Copy all lines holding the word "三重一大" from the entries.

## [Materials provided]
::::

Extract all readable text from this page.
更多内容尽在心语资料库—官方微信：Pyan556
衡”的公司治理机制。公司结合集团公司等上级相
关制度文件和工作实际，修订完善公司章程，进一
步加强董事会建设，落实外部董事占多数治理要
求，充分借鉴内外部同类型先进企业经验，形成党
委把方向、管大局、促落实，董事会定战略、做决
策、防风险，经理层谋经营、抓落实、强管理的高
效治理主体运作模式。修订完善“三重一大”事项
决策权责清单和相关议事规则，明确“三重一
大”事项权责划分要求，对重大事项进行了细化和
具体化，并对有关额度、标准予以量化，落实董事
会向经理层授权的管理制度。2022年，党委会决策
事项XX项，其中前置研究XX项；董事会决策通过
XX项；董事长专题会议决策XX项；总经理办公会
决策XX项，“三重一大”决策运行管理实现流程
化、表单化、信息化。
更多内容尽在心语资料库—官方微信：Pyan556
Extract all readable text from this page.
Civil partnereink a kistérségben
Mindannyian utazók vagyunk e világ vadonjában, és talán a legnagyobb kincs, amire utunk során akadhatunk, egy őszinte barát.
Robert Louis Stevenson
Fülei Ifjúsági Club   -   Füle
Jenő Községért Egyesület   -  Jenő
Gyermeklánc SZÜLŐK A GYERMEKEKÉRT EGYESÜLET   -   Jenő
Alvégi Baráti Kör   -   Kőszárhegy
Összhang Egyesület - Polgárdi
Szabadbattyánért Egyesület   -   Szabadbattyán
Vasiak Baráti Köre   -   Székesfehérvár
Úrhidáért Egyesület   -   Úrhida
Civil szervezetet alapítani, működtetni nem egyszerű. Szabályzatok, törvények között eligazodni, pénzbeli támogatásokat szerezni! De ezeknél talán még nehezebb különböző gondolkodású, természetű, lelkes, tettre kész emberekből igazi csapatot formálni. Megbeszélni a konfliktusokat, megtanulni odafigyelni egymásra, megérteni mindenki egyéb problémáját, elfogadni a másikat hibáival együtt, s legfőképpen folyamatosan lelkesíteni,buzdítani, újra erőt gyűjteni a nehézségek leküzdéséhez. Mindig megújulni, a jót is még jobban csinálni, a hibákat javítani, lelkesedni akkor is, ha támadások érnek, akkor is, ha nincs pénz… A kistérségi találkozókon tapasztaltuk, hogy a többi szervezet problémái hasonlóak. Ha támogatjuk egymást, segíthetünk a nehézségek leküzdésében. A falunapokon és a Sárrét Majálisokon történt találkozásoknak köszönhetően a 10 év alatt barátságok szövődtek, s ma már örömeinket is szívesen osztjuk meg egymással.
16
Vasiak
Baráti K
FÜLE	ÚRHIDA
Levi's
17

::::

## [Solution for this task]
效治理主体运作模式。修订完善“三重一大”事项
决策XX项，“三重一大”决策运行管理实现流程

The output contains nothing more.